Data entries
+ + + + +
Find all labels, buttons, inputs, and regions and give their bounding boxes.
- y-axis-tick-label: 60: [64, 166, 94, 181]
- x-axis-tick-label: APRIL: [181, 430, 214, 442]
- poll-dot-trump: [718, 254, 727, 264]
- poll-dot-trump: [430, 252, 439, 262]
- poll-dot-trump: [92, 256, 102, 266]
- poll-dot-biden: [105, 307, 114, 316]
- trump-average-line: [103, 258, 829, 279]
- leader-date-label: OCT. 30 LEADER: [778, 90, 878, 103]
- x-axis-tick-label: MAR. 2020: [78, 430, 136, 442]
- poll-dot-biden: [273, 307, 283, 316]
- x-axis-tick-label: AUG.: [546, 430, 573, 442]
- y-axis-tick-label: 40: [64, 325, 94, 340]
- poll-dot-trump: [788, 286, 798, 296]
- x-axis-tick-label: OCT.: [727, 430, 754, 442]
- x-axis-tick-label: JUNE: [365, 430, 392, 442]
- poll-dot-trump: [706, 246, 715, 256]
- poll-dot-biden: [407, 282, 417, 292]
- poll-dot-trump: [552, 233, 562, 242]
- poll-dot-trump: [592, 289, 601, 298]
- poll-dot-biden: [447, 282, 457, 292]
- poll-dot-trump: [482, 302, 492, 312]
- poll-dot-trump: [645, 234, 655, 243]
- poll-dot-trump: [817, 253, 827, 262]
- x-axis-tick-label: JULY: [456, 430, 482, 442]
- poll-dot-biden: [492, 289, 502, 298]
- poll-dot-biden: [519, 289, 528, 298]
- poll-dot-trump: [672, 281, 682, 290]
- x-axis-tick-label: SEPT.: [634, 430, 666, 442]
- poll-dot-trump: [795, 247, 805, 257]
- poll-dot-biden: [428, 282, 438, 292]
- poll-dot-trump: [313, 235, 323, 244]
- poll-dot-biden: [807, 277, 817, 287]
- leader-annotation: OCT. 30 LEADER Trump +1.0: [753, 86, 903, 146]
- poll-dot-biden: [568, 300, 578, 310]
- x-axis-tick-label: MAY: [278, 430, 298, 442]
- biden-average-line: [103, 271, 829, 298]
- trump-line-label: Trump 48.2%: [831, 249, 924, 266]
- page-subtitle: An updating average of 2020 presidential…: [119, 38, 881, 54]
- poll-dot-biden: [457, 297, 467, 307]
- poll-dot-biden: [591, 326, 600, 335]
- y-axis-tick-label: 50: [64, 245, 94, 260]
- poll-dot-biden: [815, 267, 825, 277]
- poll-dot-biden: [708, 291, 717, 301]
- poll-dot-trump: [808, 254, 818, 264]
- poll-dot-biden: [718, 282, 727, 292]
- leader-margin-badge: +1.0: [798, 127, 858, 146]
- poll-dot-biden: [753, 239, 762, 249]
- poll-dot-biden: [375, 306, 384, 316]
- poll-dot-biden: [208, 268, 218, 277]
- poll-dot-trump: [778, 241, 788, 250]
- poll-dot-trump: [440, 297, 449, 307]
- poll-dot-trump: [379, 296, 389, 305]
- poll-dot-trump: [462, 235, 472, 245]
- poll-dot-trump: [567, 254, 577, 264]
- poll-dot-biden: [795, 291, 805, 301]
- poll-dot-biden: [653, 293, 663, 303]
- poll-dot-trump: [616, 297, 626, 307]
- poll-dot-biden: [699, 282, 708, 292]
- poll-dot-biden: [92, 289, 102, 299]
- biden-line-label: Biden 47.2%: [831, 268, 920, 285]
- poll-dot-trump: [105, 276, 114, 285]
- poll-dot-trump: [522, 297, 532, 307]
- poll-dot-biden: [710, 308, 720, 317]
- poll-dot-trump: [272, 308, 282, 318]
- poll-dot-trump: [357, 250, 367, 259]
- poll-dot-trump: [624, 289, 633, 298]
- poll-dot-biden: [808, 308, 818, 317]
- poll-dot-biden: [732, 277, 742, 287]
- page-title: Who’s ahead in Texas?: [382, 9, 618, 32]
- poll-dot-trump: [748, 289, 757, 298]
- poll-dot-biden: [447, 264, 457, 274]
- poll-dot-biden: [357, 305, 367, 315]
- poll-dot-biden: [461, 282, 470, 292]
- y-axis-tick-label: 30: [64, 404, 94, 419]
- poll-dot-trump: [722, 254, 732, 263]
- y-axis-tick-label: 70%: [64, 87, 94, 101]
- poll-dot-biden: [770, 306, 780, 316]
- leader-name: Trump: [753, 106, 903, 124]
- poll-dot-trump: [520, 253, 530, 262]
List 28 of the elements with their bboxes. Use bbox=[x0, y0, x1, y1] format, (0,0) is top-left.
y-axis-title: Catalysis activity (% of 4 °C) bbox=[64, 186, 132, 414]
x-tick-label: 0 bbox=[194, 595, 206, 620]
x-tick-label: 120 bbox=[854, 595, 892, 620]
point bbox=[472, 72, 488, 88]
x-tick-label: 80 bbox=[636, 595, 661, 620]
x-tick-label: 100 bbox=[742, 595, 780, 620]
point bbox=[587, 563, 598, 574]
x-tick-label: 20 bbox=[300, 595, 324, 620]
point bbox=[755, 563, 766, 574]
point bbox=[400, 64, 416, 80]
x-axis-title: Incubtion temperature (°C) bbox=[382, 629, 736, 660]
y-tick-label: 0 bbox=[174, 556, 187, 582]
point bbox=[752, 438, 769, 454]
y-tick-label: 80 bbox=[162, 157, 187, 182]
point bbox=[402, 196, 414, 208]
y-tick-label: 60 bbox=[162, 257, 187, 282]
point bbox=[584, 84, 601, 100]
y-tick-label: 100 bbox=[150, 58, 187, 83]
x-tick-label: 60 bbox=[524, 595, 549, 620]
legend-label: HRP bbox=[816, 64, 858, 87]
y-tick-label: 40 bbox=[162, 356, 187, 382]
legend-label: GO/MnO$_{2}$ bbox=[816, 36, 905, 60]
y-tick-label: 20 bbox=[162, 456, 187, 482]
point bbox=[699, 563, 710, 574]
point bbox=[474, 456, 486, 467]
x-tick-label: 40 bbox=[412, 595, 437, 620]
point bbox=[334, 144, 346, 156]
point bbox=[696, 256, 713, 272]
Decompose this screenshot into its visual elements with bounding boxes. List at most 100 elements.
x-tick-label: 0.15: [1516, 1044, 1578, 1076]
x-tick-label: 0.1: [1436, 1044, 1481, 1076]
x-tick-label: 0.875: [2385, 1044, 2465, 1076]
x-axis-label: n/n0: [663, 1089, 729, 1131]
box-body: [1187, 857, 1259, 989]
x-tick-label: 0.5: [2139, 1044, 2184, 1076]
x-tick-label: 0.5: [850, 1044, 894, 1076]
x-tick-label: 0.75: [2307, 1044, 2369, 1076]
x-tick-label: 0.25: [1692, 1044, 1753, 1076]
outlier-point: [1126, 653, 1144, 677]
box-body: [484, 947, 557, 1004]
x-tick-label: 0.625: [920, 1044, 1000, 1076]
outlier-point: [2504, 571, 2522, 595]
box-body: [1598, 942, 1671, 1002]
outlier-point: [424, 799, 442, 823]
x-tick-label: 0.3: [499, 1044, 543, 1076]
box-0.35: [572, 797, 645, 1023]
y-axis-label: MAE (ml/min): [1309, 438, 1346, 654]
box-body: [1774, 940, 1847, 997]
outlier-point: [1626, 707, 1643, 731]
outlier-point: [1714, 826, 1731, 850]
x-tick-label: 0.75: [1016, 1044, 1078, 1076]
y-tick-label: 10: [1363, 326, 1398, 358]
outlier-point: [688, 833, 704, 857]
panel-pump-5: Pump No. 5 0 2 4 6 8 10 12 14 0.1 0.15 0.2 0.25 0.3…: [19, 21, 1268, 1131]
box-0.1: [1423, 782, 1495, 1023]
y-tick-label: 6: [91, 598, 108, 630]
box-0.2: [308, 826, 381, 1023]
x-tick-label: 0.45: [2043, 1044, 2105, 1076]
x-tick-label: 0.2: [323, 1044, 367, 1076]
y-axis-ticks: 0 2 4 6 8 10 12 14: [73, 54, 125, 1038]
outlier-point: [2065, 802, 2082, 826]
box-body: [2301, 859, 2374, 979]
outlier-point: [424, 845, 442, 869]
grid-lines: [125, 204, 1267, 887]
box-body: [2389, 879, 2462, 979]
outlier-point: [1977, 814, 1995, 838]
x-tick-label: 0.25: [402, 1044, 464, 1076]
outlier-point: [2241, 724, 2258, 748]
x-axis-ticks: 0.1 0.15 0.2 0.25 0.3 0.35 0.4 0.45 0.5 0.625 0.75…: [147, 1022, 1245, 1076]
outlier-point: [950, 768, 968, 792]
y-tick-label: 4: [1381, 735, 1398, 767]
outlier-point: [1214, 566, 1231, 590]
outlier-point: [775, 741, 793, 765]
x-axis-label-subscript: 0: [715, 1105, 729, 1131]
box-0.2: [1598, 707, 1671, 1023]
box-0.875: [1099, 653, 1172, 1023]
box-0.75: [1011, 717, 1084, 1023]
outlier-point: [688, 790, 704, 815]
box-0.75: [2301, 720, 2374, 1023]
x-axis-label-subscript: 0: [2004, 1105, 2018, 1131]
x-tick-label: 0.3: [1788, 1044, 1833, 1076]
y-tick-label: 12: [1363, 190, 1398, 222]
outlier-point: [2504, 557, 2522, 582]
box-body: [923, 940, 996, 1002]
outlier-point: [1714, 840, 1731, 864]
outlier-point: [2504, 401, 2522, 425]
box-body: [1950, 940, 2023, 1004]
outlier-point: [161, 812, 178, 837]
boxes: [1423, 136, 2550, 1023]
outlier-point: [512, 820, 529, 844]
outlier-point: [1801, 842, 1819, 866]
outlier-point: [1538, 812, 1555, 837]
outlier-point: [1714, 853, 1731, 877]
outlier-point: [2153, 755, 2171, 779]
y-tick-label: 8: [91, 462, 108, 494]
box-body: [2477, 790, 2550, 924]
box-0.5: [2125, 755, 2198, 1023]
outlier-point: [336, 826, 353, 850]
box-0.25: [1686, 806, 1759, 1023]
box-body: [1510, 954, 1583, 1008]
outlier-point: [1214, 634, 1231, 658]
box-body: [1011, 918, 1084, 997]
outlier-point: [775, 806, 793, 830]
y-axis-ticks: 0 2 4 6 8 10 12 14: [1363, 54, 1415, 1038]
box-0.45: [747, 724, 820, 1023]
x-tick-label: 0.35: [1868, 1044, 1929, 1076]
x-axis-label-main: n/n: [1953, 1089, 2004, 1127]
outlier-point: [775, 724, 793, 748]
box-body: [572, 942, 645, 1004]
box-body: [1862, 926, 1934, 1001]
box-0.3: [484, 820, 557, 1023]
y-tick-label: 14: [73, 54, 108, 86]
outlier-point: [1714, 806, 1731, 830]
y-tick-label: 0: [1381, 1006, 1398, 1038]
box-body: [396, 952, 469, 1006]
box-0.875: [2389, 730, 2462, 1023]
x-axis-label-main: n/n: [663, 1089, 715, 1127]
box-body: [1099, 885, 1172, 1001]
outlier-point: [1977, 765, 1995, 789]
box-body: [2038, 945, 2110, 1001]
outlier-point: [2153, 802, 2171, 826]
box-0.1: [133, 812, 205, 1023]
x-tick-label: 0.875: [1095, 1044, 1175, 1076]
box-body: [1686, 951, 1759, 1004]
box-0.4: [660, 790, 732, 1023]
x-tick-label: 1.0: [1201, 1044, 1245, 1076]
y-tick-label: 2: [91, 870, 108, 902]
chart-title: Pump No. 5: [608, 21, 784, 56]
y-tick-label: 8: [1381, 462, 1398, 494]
+ + + + +
Problem statement
Reproduce the material verbatim, beginning with its first line and ending after the line that contains "- poll-dot-trump: [645, 234, 655, 243]".

Correct result
Find all labels, buttons, inputs, and regions and give their bounding boxes.
- y-axis-tick-label: 60: [64, 166, 94, 181]
- x-axis-tick-label: APRIL: [181, 430, 214, 442]
- poll-dot-trump: [718, 254, 727, 264]
- poll-dot-trump: [430, 252, 439, 262]
- poll-dot-trump: [92, 256, 102, 266]
- poll-dot-biden: [105, 307, 114, 316]
- trump-average-line: [103, 258, 829, 279]
- leader-date-label: OCT. 30 LEADER: [778, 90, 878, 103]
- x-axis-tick-label: MAR. 2020: [78, 430, 136, 442]
- poll-dot-biden: [273, 307, 283, 316]
- x-axis-tick-label: AUG.: [546, 430, 573, 442]
- y-axis-tick-label: 40: [64, 325, 94, 340]
- poll-dot-trump: [788, 286, 798, 296]
- x-axis-tick-label: OCT.: [727, 430, 754, 442]
- x-axis-tick-label: JUNE: [365, 430, 392, 442]
- poll-dot-trump: [706, 246, 715, 256]
- poll-dot-biden: [407, 282, 417, 292]
- poll-dot-trump: [552, 233, 562, 242]
- poll-dot-trump: [592, 289, 601, 298]
- poll-dot-biden: [447, 282, 457, 292]
- poll-dot-trump: [482, 302, 492, 312]
- poll-dot-trump: [645, 234, 655, 243]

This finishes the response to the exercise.